* [OBJECTIVE]:
Collect all the lines that mention the word "Manası".

* begin *

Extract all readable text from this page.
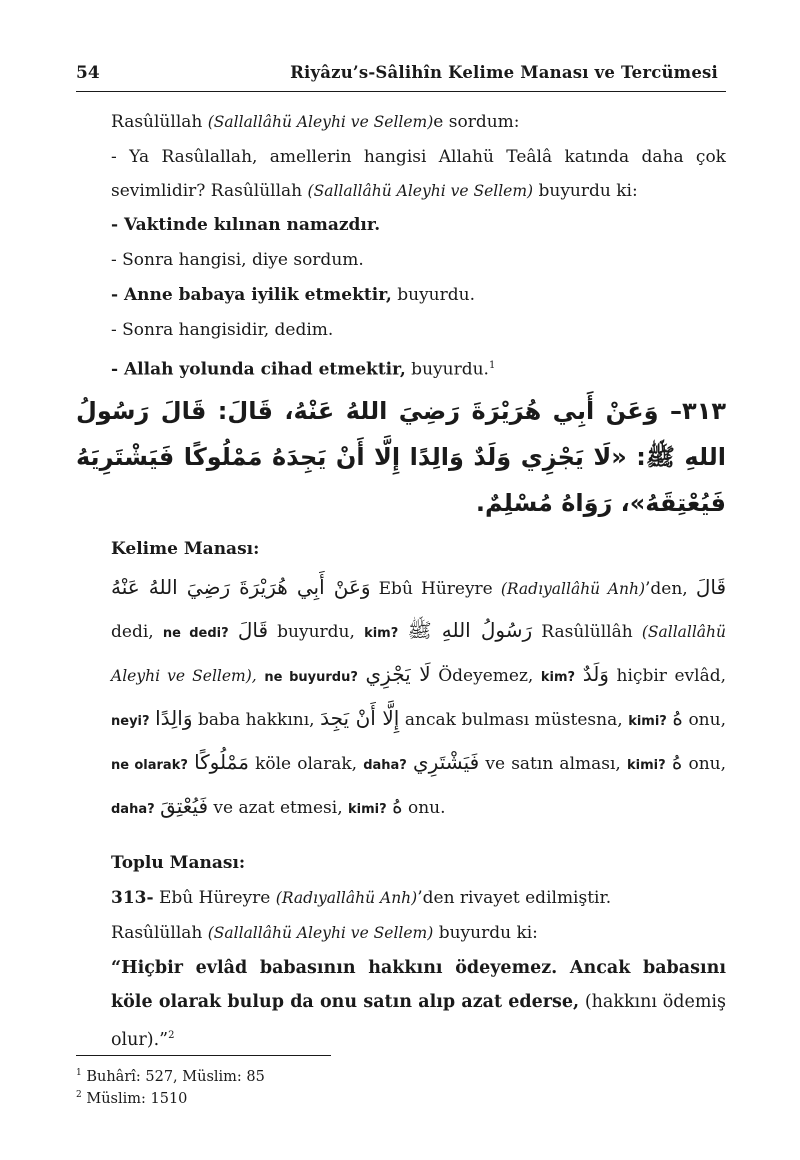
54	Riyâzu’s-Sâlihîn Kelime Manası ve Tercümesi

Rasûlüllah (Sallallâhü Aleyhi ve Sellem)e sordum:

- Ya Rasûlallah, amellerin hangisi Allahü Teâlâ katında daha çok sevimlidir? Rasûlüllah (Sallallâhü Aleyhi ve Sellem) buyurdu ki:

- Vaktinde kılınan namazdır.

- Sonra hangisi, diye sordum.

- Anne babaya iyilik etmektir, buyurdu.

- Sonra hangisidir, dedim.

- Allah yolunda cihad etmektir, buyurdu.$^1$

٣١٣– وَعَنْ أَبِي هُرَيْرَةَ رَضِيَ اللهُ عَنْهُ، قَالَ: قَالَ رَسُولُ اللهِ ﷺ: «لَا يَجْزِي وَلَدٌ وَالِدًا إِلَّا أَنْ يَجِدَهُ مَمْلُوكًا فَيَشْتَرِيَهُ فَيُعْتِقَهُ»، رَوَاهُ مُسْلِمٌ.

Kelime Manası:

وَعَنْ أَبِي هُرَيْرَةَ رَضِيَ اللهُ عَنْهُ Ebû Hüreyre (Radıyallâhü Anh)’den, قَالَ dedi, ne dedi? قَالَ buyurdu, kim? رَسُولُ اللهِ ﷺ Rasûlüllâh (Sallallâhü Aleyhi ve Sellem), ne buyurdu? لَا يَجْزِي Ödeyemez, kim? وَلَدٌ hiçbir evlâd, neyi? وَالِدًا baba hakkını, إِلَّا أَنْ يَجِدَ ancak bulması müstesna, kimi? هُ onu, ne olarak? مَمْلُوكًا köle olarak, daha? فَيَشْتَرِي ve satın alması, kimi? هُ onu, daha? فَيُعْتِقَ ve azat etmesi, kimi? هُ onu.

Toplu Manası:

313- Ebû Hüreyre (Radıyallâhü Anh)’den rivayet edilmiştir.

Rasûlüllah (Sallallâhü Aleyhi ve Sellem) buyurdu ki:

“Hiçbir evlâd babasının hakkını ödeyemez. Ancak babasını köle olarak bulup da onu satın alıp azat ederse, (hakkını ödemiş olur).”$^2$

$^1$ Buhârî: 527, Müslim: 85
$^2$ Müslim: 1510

* end *
* begin *

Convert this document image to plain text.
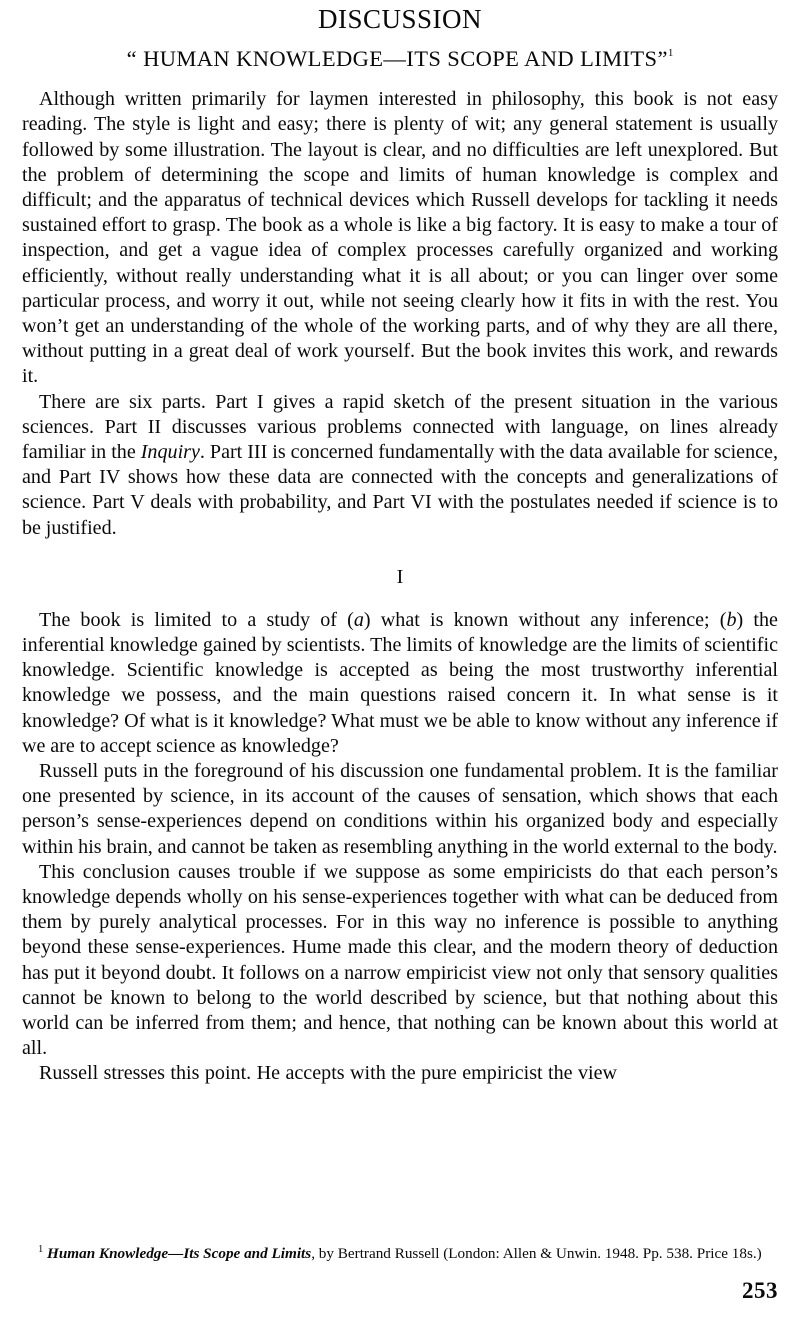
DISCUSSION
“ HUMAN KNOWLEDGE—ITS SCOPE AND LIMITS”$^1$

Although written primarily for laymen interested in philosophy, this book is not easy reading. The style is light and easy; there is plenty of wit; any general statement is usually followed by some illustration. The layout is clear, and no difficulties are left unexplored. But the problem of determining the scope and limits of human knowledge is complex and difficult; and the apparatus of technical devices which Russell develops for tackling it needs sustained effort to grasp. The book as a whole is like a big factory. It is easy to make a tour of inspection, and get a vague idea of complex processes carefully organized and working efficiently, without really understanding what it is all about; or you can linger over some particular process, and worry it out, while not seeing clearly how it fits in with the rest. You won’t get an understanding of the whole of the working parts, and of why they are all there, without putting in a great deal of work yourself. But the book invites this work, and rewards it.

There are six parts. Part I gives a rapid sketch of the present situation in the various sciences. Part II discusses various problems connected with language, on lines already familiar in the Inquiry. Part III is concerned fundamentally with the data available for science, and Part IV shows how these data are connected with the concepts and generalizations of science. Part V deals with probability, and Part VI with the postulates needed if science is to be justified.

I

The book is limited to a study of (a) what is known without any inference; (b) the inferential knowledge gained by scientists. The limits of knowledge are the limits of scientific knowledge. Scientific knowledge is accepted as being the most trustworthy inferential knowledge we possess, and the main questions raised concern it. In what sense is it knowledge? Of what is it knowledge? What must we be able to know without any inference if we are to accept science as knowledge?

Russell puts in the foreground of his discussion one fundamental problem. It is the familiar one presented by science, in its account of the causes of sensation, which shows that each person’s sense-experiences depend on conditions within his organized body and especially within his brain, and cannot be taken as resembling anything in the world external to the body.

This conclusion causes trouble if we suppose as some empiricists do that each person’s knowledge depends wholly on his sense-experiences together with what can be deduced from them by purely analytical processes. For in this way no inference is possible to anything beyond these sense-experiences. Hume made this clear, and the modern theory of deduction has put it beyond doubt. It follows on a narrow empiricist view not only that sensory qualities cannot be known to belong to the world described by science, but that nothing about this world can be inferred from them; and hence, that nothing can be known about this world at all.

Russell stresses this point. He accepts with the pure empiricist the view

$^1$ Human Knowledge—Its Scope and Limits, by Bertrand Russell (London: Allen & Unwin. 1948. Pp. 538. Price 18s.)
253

* end *

* [ANSWER TO THE TASK]:
54	Riyâzu’s-Sâlihîn Kelime Manası ve Tercümesi
Kelime Manası:
Toplu Manası:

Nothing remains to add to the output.